Figure collection entries:
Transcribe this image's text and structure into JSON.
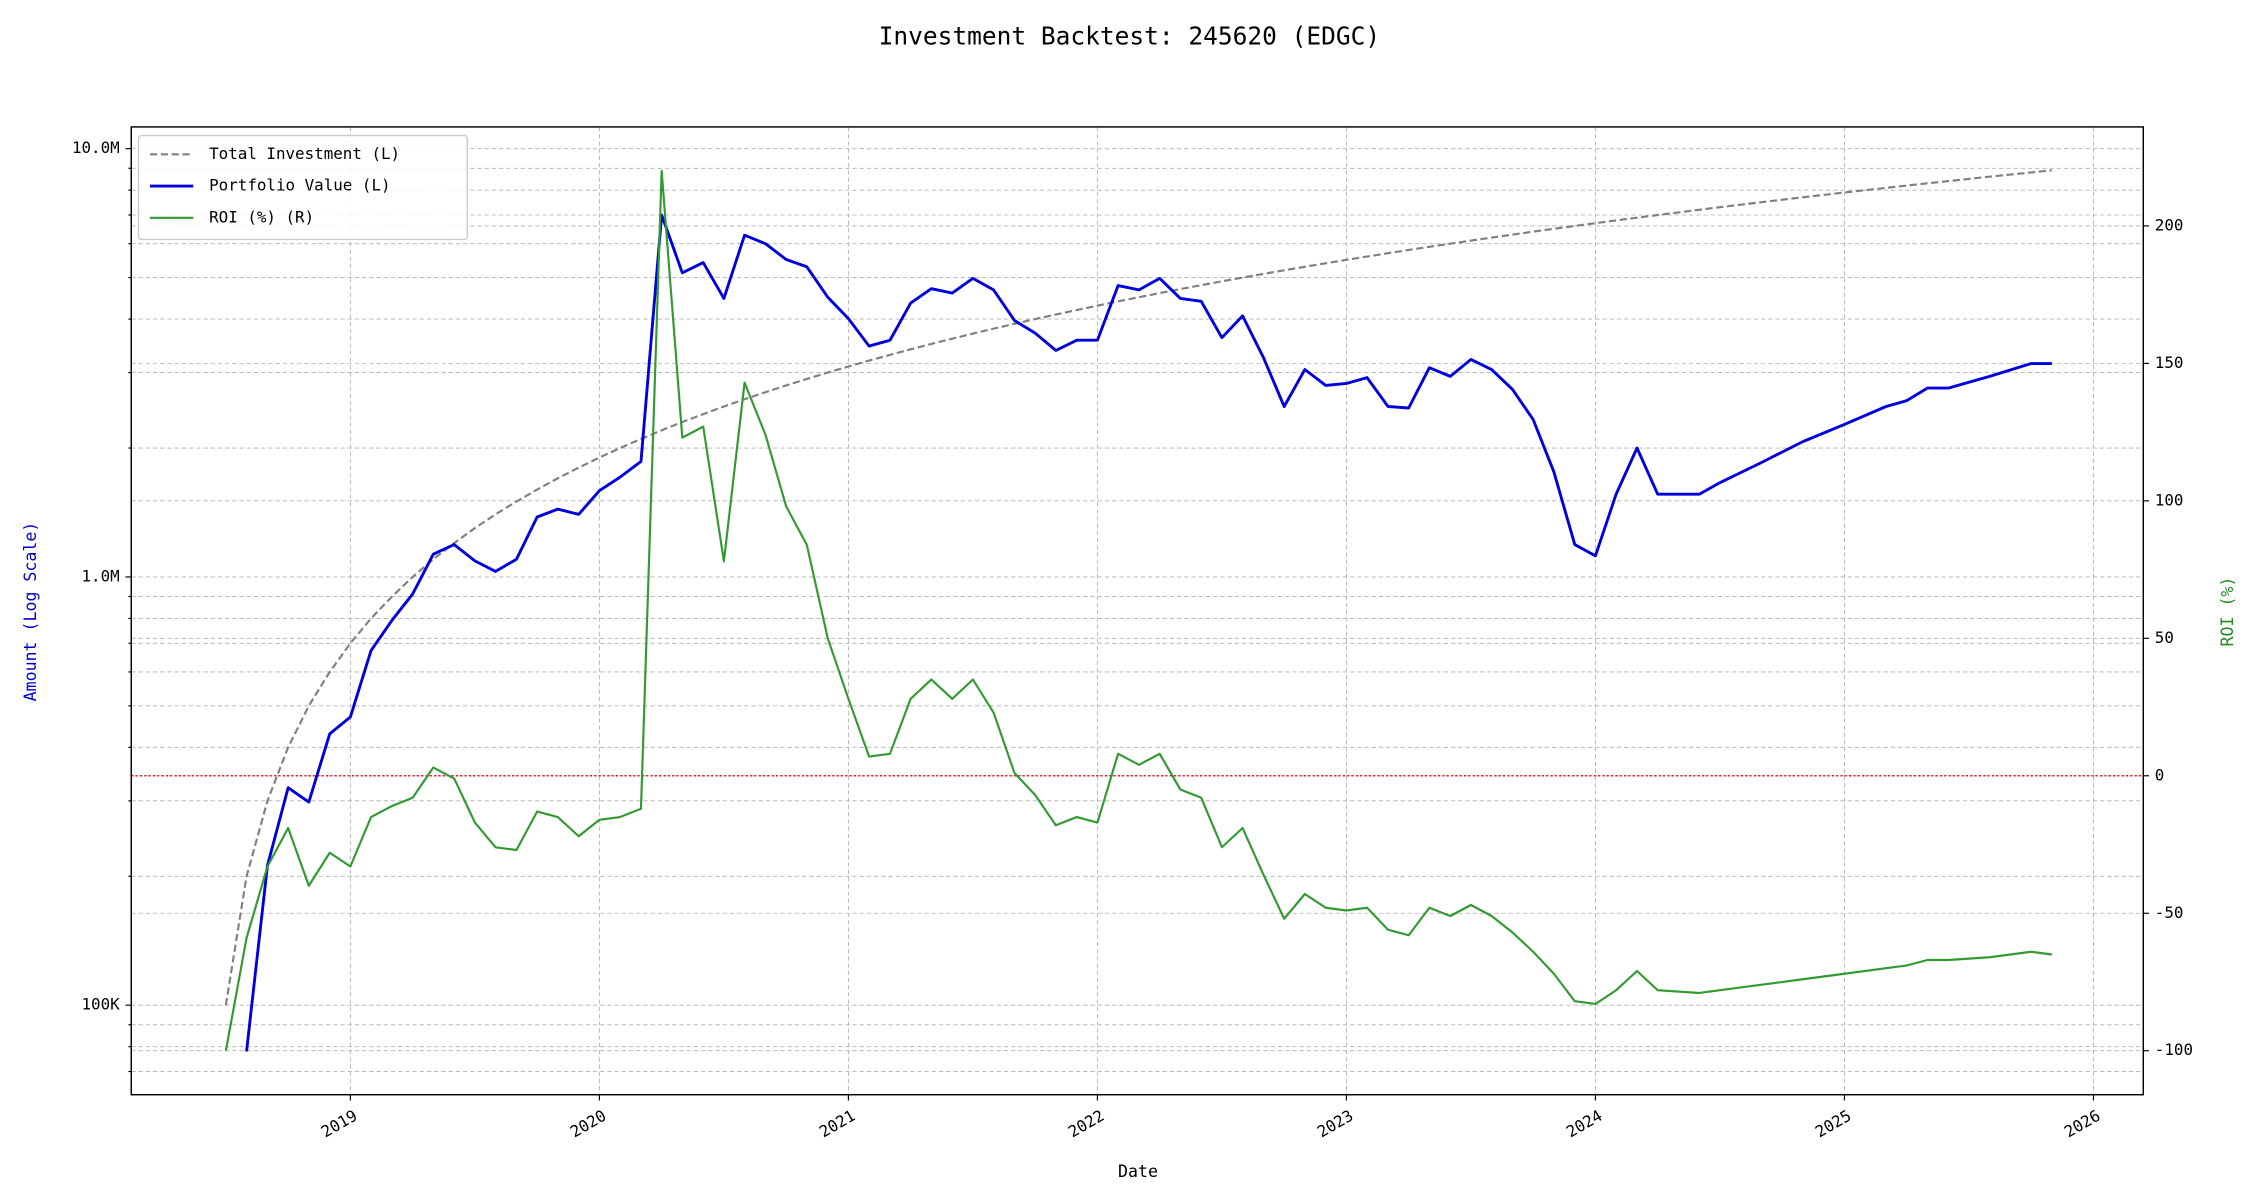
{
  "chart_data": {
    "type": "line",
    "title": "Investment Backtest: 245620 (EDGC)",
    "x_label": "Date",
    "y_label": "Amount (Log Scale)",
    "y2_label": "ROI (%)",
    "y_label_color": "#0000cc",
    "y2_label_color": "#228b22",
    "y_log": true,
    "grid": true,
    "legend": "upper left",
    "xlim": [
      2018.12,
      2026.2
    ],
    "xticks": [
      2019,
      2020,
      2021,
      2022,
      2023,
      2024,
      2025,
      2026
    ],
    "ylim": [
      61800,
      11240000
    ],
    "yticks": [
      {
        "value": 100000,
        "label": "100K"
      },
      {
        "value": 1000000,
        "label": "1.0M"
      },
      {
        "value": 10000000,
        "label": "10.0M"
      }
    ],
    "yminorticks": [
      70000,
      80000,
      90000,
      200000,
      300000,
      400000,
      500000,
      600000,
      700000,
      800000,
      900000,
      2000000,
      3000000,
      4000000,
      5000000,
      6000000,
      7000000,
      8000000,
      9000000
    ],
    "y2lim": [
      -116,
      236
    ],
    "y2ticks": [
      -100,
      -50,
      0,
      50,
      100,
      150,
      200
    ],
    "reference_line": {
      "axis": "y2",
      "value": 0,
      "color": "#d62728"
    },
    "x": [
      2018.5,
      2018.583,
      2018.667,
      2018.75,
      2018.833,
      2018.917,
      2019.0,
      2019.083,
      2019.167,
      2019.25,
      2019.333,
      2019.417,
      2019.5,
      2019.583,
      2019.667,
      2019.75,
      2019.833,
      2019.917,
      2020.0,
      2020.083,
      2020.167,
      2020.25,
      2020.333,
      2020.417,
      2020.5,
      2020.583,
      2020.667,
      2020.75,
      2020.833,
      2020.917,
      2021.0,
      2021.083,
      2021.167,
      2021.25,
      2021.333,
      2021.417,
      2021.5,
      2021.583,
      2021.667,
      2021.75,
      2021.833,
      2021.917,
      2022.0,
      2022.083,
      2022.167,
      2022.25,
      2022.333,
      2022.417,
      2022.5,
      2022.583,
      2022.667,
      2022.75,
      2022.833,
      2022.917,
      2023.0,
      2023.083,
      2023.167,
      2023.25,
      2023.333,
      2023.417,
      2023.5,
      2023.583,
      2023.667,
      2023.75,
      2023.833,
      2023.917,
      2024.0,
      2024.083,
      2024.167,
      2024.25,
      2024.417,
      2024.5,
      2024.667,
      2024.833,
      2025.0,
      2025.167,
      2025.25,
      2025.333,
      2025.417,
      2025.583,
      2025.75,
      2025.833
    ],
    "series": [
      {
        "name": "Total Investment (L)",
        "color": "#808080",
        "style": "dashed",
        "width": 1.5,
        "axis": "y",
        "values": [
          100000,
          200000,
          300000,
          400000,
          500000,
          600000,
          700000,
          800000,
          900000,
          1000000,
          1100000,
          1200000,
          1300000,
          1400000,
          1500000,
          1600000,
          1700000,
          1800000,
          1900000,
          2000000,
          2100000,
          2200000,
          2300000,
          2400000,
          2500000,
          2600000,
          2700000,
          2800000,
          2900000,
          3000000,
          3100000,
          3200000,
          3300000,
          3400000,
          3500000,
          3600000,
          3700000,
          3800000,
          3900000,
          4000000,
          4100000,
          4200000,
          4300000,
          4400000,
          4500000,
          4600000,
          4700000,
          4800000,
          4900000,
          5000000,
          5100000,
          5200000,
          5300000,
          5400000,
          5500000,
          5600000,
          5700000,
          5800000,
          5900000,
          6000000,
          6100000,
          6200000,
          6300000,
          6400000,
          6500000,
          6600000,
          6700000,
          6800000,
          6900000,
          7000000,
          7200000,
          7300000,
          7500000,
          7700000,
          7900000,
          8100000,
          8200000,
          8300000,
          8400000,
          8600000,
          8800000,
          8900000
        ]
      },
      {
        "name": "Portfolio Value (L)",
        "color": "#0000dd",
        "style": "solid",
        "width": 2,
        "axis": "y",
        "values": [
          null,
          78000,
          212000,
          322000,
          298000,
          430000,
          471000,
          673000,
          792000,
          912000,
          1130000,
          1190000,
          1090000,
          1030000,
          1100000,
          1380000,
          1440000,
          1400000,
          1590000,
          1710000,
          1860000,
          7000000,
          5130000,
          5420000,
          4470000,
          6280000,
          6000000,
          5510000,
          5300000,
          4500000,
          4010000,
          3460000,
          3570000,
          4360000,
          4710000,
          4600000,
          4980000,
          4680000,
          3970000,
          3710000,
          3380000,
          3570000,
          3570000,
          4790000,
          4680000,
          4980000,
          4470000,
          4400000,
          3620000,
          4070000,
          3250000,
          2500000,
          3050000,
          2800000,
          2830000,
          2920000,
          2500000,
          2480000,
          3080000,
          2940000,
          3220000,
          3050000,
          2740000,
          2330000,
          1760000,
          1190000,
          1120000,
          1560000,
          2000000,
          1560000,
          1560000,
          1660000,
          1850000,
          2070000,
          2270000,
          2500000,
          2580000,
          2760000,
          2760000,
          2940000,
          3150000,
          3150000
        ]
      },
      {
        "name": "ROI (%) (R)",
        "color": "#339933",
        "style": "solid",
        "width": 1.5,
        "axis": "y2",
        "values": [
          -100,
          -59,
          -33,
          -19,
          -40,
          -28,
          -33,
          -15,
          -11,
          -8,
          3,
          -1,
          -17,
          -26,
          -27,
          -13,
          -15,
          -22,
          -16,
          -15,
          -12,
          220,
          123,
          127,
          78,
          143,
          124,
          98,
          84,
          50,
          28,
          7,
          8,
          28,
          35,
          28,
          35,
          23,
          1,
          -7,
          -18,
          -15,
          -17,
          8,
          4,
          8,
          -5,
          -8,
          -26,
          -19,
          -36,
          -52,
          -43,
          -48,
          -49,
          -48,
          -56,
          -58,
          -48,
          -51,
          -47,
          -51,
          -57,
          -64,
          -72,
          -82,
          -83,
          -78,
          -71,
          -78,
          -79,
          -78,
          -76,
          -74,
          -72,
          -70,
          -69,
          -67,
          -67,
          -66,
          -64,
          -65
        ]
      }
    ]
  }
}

**Task prompt**
Find each line that has the word "Investment", then copy it out.

**Solution to this exercise**
    "title": "Investment Backtest: 245620 (EDGC)",
        "name": "Total Investment (L)",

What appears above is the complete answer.